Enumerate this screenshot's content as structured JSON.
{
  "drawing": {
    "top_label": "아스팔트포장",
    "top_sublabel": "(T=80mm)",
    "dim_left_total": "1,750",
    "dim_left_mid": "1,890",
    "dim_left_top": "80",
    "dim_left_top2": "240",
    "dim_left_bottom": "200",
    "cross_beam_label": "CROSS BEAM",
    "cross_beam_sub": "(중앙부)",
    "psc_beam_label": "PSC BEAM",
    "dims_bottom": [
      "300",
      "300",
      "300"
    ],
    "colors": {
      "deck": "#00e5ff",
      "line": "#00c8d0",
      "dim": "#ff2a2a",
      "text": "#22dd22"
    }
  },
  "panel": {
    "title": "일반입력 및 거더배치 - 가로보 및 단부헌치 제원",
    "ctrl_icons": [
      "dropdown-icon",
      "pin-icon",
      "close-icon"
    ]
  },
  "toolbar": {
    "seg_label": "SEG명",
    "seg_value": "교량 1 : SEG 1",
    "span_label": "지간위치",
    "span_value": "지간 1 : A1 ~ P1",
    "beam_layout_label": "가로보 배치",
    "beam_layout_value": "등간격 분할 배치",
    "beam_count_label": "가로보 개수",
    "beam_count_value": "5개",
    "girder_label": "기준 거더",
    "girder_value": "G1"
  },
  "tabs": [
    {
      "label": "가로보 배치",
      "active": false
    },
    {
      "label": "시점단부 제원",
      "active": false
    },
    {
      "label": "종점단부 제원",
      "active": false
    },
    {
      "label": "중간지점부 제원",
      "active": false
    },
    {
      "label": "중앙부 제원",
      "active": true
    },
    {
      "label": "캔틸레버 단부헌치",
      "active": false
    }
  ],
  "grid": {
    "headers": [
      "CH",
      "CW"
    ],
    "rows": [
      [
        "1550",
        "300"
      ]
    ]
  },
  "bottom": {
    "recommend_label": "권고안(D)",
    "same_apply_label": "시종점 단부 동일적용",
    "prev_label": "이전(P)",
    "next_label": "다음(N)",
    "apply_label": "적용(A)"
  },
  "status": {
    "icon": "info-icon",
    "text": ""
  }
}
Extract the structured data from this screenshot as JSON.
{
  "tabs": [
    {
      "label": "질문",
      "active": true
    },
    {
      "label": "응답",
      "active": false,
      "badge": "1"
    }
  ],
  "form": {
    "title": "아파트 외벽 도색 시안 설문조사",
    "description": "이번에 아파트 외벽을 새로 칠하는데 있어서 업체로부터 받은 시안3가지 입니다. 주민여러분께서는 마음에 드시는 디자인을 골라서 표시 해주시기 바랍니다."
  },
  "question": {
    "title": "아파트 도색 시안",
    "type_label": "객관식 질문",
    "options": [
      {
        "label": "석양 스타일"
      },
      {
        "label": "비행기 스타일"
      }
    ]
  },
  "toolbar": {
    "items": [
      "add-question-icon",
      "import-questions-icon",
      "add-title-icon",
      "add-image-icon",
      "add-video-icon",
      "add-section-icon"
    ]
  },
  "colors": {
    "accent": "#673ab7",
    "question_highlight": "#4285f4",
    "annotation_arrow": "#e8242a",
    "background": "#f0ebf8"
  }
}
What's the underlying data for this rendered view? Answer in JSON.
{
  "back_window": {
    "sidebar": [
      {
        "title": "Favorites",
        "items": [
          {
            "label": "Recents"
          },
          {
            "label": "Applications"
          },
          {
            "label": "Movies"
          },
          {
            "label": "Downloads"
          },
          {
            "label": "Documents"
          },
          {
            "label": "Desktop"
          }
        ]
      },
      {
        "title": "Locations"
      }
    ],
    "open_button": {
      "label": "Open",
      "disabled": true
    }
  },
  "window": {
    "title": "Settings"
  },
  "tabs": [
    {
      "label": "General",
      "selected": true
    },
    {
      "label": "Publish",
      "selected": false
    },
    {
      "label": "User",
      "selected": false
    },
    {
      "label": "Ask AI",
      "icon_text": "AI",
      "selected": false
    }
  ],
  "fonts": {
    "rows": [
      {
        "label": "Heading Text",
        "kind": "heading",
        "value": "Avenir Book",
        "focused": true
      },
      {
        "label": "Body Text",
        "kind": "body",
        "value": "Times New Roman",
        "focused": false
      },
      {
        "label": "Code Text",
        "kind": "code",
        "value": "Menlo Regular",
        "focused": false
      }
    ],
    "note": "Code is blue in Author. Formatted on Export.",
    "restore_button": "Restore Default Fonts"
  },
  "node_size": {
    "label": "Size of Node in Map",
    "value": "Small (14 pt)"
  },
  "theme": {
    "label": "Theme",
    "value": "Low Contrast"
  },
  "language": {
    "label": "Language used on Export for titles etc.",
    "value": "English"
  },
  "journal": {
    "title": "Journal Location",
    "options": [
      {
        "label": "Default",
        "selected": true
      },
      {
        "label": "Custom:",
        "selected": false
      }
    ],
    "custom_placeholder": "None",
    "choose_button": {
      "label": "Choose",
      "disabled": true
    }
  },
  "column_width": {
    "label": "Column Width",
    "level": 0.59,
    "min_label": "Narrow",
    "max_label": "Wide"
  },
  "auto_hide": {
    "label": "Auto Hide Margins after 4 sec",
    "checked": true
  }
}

━━━━━━━━━━━━━━━━

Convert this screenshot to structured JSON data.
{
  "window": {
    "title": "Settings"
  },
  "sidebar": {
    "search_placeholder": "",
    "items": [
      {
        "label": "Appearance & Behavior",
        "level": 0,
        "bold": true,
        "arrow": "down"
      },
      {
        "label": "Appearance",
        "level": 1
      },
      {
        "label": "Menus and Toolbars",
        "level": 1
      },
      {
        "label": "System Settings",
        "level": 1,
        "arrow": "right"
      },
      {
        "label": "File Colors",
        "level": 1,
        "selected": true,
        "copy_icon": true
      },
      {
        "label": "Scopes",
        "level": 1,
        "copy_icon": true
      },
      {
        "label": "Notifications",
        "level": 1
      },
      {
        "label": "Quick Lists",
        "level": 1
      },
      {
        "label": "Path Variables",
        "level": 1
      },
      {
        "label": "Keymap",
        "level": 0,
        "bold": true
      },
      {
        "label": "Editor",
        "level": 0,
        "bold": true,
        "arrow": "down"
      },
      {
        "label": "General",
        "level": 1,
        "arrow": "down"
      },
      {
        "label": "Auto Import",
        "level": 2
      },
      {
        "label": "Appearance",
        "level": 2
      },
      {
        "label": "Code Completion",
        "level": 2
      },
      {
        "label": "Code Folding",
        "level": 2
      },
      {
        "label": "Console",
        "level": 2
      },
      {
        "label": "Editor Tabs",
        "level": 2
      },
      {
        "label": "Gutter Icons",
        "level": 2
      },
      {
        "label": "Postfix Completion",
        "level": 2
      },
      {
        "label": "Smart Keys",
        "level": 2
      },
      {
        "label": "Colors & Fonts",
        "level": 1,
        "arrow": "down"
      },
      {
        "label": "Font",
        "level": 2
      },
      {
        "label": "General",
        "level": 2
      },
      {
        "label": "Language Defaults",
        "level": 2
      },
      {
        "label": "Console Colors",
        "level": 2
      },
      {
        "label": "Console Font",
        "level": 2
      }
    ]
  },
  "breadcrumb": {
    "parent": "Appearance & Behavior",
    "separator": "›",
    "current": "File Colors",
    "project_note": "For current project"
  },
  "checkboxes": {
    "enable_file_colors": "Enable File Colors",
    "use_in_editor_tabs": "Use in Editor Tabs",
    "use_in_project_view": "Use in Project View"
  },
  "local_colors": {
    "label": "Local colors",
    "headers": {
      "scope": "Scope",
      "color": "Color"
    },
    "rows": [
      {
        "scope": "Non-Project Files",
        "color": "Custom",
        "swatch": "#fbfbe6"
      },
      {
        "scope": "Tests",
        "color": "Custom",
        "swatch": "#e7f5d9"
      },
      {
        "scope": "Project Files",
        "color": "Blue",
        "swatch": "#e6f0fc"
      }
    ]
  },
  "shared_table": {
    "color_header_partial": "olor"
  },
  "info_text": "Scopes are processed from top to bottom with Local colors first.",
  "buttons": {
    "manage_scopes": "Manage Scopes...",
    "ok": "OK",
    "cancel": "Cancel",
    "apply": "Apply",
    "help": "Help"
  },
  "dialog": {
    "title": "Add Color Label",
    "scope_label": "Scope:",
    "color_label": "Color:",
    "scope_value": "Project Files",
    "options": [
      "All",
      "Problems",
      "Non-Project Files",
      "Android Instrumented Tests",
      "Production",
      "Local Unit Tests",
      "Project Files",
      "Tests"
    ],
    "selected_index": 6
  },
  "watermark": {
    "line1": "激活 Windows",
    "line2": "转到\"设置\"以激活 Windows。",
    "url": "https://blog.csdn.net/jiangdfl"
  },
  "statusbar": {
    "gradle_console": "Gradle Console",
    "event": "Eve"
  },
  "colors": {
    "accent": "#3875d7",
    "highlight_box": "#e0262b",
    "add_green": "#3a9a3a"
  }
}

━━━━━━━━━━━━━━━━

# To do
Copy every line from the entries that contains the word "Appearance".

# Solution below
        "label": "Appearance & Behavior",
        "label": "Appearance",
        "label": "Appearance",
    "parent": "Appearance & Behavior",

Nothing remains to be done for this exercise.